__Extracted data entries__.
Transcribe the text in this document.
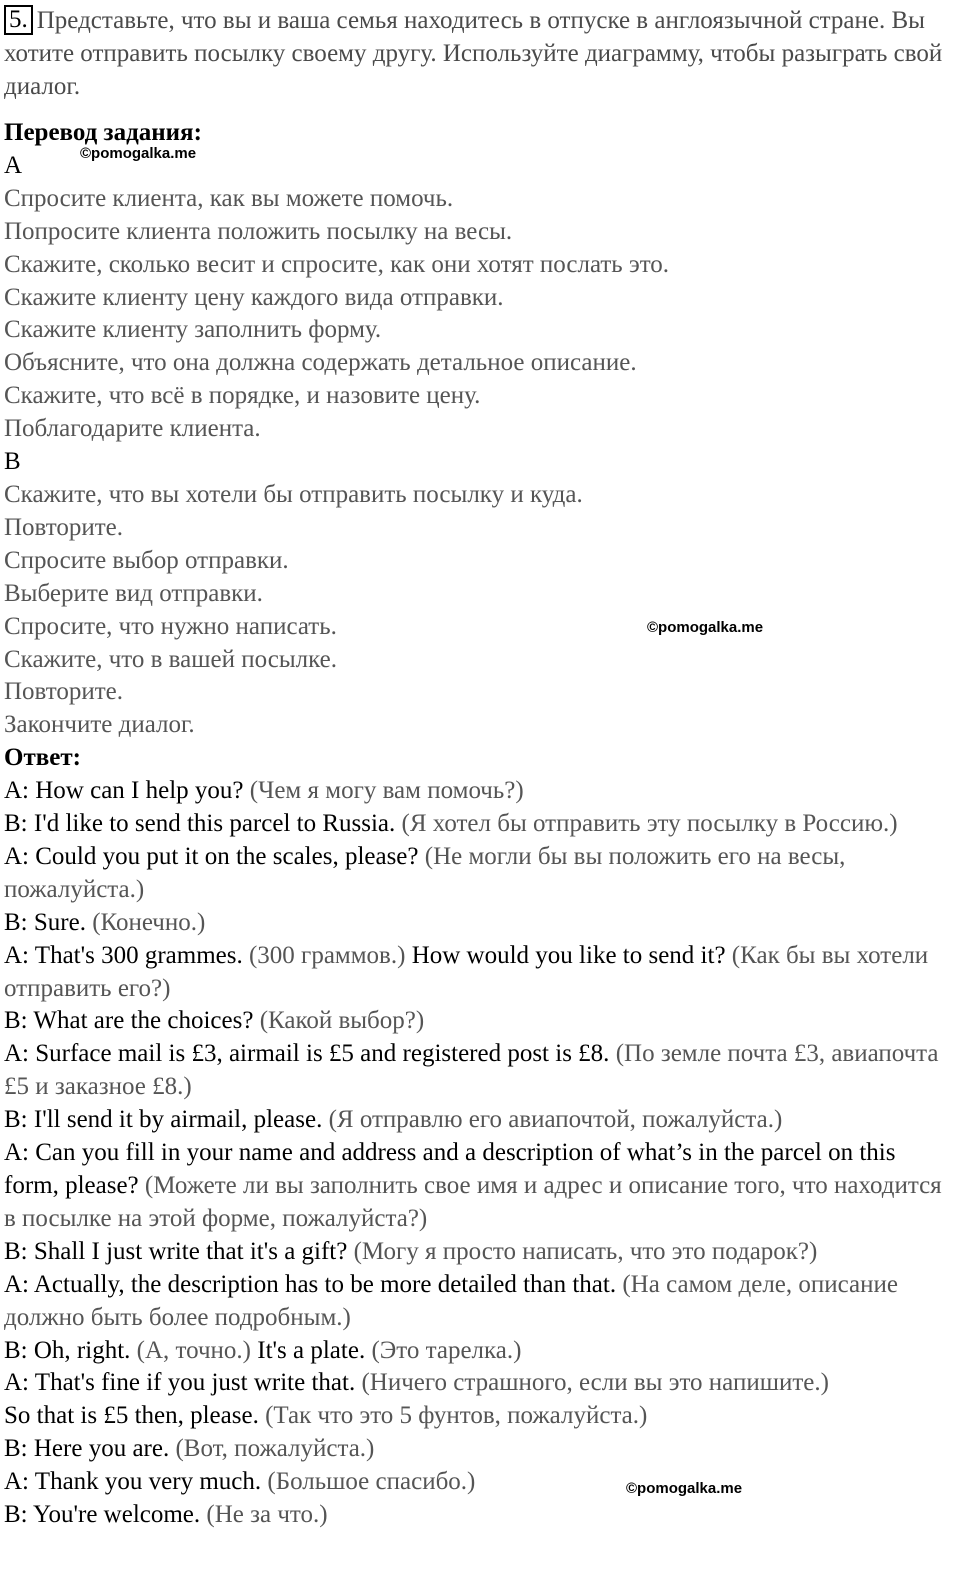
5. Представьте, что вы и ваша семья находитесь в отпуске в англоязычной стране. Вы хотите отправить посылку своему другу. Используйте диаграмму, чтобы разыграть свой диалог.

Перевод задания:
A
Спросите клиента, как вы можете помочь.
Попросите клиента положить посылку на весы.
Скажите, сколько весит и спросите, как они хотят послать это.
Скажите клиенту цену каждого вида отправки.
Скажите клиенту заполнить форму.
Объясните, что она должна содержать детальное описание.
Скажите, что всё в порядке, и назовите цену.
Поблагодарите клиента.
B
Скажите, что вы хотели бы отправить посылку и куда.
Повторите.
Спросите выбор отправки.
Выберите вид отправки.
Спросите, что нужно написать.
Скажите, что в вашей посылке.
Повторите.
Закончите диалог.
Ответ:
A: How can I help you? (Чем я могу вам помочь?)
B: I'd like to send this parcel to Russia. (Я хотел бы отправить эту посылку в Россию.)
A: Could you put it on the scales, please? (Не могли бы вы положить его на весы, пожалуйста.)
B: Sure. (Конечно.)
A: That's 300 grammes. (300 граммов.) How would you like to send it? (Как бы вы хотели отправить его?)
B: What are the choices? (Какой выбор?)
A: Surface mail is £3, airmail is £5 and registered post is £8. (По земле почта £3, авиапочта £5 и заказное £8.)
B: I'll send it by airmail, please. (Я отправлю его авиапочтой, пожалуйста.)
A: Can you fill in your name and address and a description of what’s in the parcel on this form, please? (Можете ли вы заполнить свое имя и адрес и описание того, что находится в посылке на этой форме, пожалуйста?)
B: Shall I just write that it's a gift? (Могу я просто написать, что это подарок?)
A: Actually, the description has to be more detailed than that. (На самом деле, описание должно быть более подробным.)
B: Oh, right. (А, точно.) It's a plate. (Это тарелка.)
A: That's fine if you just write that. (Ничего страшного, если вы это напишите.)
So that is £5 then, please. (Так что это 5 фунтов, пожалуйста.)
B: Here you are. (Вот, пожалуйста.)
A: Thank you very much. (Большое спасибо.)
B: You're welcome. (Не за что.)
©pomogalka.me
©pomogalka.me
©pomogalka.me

__What is needed__. Look back over the material above and state how many lines hold the word "весы". Write the number and nothing else.

__Response to this exercise__. 2